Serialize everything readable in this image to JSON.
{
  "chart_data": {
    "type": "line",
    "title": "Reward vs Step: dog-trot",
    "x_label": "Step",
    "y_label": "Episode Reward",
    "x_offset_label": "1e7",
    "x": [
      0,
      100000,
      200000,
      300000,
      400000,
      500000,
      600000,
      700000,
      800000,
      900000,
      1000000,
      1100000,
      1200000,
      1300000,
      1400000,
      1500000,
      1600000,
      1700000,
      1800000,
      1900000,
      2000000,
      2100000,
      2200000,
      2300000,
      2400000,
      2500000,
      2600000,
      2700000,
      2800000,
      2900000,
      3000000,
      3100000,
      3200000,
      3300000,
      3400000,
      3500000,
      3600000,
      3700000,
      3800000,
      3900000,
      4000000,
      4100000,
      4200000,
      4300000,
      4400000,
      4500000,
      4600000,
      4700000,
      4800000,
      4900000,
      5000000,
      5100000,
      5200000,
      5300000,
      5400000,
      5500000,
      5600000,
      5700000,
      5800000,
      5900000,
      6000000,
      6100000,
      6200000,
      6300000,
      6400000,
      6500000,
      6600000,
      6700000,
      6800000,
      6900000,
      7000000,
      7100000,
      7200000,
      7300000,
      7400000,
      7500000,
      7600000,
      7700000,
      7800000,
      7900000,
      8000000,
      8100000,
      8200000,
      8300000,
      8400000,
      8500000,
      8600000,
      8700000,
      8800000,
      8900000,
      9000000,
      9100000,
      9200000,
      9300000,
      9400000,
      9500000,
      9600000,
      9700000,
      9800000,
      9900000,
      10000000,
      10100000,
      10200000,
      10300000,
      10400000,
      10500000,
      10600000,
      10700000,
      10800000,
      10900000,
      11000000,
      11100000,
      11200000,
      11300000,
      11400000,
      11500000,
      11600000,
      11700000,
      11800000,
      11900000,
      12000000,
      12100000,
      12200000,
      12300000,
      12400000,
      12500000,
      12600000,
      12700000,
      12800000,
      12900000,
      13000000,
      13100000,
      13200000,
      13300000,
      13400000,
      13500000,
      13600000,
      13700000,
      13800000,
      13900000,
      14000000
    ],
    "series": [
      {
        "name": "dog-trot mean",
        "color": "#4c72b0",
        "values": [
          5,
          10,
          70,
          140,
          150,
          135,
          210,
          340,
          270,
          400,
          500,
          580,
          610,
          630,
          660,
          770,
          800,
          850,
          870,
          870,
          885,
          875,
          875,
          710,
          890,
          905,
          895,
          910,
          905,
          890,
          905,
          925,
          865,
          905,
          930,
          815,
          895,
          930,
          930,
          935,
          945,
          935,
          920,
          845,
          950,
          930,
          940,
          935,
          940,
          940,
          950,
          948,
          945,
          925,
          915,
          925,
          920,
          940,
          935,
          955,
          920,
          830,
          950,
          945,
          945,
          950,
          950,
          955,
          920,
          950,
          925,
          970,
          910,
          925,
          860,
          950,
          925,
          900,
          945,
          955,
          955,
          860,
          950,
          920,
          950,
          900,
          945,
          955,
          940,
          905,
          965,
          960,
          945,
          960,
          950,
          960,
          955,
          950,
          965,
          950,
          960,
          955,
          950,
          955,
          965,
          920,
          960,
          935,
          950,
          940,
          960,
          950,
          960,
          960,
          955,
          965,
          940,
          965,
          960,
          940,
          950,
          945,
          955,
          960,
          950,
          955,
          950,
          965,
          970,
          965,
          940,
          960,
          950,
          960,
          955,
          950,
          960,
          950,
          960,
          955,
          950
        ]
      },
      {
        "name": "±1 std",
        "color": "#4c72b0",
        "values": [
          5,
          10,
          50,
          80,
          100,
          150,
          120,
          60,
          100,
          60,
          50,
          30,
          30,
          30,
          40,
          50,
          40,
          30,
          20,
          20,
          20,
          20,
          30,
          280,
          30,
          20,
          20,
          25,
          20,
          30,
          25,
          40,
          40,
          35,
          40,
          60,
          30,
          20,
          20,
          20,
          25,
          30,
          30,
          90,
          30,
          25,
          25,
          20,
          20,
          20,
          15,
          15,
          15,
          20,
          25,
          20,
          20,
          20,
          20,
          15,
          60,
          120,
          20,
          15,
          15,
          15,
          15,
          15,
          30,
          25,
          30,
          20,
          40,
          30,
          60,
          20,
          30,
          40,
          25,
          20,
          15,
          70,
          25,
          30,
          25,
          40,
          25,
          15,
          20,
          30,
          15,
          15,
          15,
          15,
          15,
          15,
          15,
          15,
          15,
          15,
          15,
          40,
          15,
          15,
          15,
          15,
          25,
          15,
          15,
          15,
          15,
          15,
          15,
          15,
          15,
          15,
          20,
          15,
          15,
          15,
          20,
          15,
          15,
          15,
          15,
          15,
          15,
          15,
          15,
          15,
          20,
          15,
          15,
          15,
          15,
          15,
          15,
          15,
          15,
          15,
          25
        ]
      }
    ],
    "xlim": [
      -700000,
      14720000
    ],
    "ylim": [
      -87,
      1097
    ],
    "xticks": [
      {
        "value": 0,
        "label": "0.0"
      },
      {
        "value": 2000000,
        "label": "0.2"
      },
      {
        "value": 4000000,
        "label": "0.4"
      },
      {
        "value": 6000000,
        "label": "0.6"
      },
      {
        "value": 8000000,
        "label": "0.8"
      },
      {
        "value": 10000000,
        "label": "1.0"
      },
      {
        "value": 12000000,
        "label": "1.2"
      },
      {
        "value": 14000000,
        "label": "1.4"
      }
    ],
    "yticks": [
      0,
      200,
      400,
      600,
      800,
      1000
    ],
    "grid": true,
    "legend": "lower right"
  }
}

☆ ☆ ☆ ☆

In the listing, find every line containing the word "Reward" and list it.

    "title": "Reward vs Step: dog-trot",
    "y_label": "Episode Reward",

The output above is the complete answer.